Given problem.
What is the number of lines in the data that hold the string "text"? Reply with that number only.

(Records from a dataset)
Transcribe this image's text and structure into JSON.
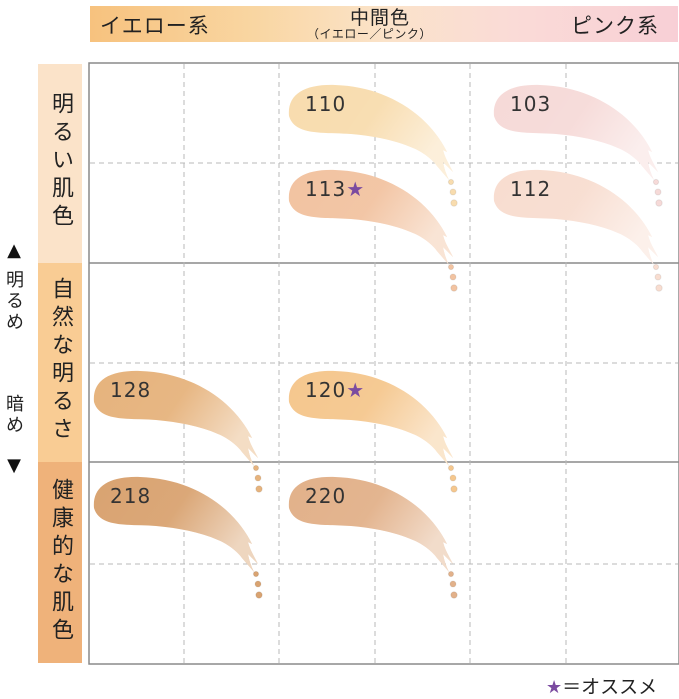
{
  "header": {
    "yellow": "イエロー系",
    "middle": "中間色",
    "middle_sub": "（イエロー／ピンク）",
    "pink": "ピンク系",
    "gradient_colors": [
      "#f7c27e",
      "#fbe3c9",
      "#f8cfd6"
    ]
  },
  "rows": [
    {
      "label": "明るい肌色",
      "color": "#fbe3c9"
    },
    {
      "label": "自然な明るさ",
      "color": "#f9cc94"
    },
    {
      "label": "健康的な肌色",
      "color": "#efb27a"
    }
  ],
  "side": {
    "up_arrow": "▲",
    "bright": "明るめ",
    "dark": "暗め",
    "down_arrow": "▼"
  },
  "swatches": [
    {
      "code": "110",
      "star": "",
      "color": "#f8dcae"
    },
    {
      "code": "103",
      "star": "",
      "color": "#f6dad8"
    },
    {
      "code": "113",
      "star": "★",
      "color": "#f2c3a1"
    },
    {
      "code": "112",
      "star": "",
      "color": "#f8ddd0"
    },
    {
      "code": "128",
      "star": "",
      "color": "#e6b37d"
    },
    {
      "code": "120",
      "star": "★",
      "color": "#f5c78e"
    },
    {
      "code": "218",
      "star": "",
      "color": "#d9a371"
    },
    {
      "code": "220",
      "star": "",
      "color": "#e2b18a"
    }
  ],
  "legend": {
    "star": "★",
    "text": "＝オススメ",
    "star_color": "#7b4ba0"
  }
}
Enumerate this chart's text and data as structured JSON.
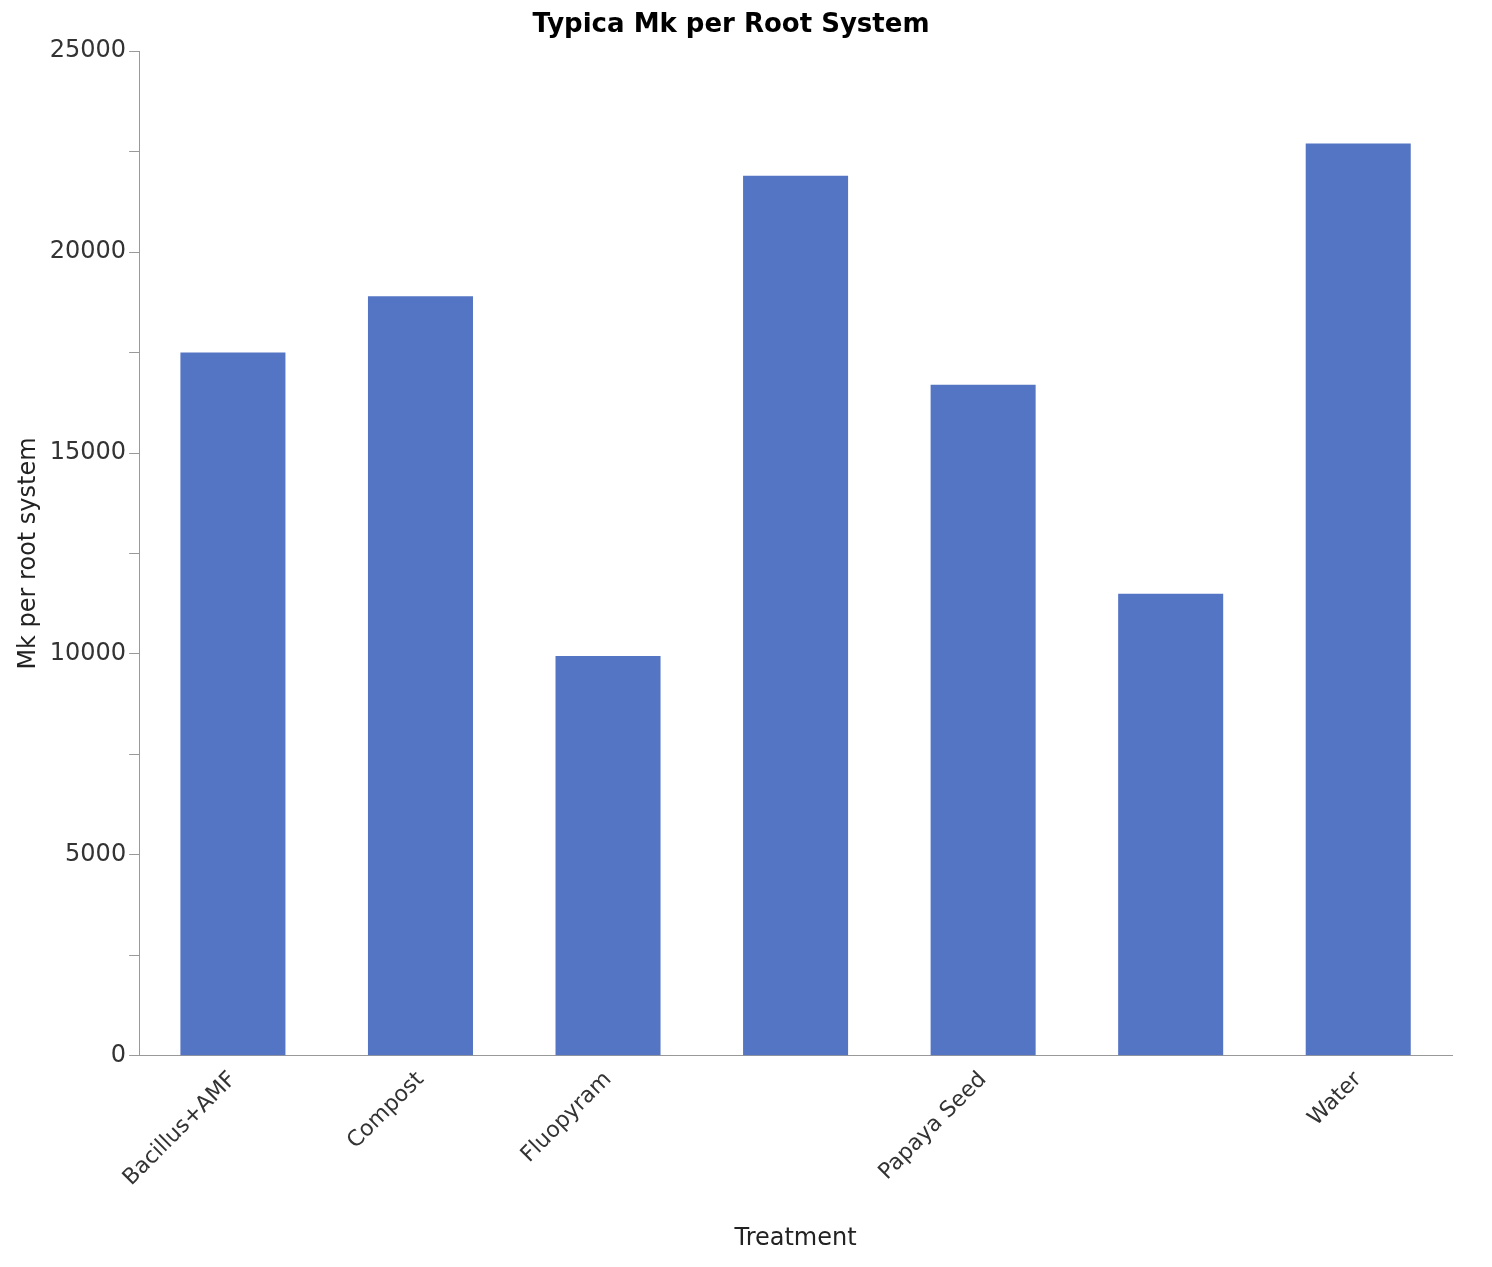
{
  "chart_data": {
    "type": "bar",
    "title": "Typica Mk per Root System",
    "xlabel": "Treatment",
    "ylabel": "Mk per root system",
    "categories": [
      "Bacillus+AMF",
      "Compost",
      "Fluopyram",
      null,
      "Papaya Seed",
      null,
      "Water"
    ],
    "values": [
      17500,
      18900,
      9950,
      21900,
      16700,
      11500,
      22700
    ],
    "color": "#5474c4",
    "ylim": [
      0,
      25000
    ],
    "yticks": [
      0,
      {
        "value": 2500,
        "label": null
      },
      5000,
      {
        "value": 7500,
        "label": null
      },
      10000,
      {
        "value": 12500,
        "label": null
      },
      15000,
      {
        "value": 17500,
        "label": null
      },
      20000,
      {
        "value": 22500,
        "label": null
      },
      25000
    ],
    "grid": false,
    "legend": false
  }
}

Answer for the task.
3